- WRITTEN TASK:
Copy out all the records, word for word.

- MATERIAL:
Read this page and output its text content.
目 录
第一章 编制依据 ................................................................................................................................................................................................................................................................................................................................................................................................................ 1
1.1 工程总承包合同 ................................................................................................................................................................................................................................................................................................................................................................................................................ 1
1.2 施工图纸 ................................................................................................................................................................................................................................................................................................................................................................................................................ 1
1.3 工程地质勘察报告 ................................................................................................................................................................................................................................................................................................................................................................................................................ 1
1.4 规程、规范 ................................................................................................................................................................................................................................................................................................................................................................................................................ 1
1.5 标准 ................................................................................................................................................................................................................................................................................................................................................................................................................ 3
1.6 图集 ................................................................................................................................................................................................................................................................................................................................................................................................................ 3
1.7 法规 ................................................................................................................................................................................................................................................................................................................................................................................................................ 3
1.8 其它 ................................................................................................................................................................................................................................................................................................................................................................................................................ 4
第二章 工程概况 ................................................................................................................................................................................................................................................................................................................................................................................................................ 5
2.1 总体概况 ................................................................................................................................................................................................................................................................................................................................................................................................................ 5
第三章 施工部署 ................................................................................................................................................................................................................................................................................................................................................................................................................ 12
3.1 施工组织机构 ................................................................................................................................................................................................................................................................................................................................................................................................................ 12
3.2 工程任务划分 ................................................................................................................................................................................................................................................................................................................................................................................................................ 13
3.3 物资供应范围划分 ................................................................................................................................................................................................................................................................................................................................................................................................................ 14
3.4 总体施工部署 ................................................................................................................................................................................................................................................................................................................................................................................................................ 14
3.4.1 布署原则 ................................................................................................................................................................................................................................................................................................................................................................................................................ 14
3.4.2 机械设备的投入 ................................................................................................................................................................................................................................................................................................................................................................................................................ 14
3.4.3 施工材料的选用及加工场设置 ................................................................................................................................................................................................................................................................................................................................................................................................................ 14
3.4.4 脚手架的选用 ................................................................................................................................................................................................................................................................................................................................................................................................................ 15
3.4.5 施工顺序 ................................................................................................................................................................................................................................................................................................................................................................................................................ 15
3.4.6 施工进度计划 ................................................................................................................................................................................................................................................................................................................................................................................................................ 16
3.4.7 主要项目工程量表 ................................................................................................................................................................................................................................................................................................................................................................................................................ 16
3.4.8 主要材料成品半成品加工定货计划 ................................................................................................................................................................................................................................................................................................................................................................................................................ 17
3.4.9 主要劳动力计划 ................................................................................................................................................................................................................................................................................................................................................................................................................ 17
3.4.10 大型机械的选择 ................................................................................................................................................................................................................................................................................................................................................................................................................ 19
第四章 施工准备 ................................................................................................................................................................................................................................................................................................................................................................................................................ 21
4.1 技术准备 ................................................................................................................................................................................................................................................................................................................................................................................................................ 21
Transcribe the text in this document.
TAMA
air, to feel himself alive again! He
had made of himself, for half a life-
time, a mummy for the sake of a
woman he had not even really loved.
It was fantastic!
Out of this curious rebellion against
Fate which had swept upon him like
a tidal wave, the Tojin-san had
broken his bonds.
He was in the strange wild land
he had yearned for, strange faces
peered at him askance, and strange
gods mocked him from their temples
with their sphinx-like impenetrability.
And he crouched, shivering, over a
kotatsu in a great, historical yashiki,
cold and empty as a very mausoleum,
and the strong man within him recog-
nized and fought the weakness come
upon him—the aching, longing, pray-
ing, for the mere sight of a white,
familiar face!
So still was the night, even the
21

- ANSWER BELOW:
Read this page and output its text content.
目 录
第一章 编制依据 ................................................................................................................................................................................................................................................................................................................................................................................................................ 1
1.1 工程总承包合同 ................................................................................................................................................................................................................................................................................................................................................................................................................ 1
1.2 施工图纸 ................................................................................................................................................................................................................................................................................................................................................................................................................ 1
1.3 工程地质勘察报告 ................................................................................................................................................................................................................................................................................................................................................................................................................ 1
1.4 规程、规范 ................................................................................................................................................................................................................................................................................................................................................................................................................ 1
1.5 标准 ................................................................................................................................................................................................................................................................................................................................................................................................................ 3
1.6 图集 ................................................................................................................................................................................................................................................................................................................................................................................................................ 3
1.7 法规 ................................................................................................................................................................................................................................................................................................................................................................................................................ 3
1.8 其它 ................................................................................................................................................................................................................................................................................................................................................................................................................ 4
第二章 工程概况 ................................................................................................................................................................................................................................................................................................................................................................................................................ 5
2.1 总体概况 ................................................................................................................................................................................................................................................................................................................................................................................................................ 5
第三章 施工部署 ................................................................................................................................................................................................................................................................................................................................................................................................................ 12
3.1 施工组织机构 ................................................................................................................................................................................................................................................................................................................................................................................................................ 12
3.2 工程任务划分 ................................................................................................................................................................................................................................................................................................................................................................................................................ 13
3.3 物资供应范围划分 ................................................................................................................................................................................................................................................................................................................................................................................................................ 14
3.4 总体施工部署 ................................................................................................................................................................................................................................................................................................................................................................................................................ 14
3.4.1 布署原则 ................................................................................................................................................................................................................................................................................................................................................................................................................ 14
3.4.2 机械设备的投入 ................................................................................................................................................................................................................................................................................................................................................................................................................ 14
3.4.3 施工材料的选用及加工场设置 ................................................................................................................................................................................................................................................................................................................................................................................................................ 14
3.4.4 脚手架的选用 ................................................................................................................................................................................................................................................................................................................................................................................................................ 15
3.4.5 施工顺序 ................................................................................................................................................................................................................................................................................................................................................................................................................ 15
3.4.6 施工进度计划 ................................................................................................................................................................................................................................................................................................................................................................................................................ 16
3.4.7 主要项目工程量表 ................................................................................................................................................................................................................................................................................................................................................................................................................ 16
3.4.8 主要材料成品半成品加工定货计划 ................................................................................................................................................................................................................................................................................................................................................................................................................ 17
3.4.9 主要劳动力计划 ................................................................................................................................................................................................................................................................................................................................................................................................................ 17
3.4.10 大型机械的选择 ................................................................................................................................................................................................................................................................................................................................................................................................................ 19
第四章 施工准备 ................................................................................................................................................................................................................................................................................................................................................................................................................ 21
4.1 技术准备 ................................................................................................................................................................................................................................................................................................................................................................................................................ 21
Transcribe the text in this document.
TAMA
air, to feel himself alive again! He
had made of himself, for half a life-
time, a mummy for the sake of a
woman he had not even really loved.
It was fantastic!
Out of this curious rebellion against
Fate which had swept upon him like
a tidal wave, the Tojin-san had
broken his bonds.
He was in the strange wild land
he had yearned for, strange faces
peered at him askance, and strange
gods mocked him from their temples
with their sphinx-like impenetrability.
And he crouched, shivering, over a
kotatsu in a great, historical yashiki,
cold and empty as a very mausoleum,
and the strong man within him recog-
nized and fought the weakness come
upon him—the aching, longing, pray-
ing, for the mere sight of a white,
familiar face!
So still was the night, even the
21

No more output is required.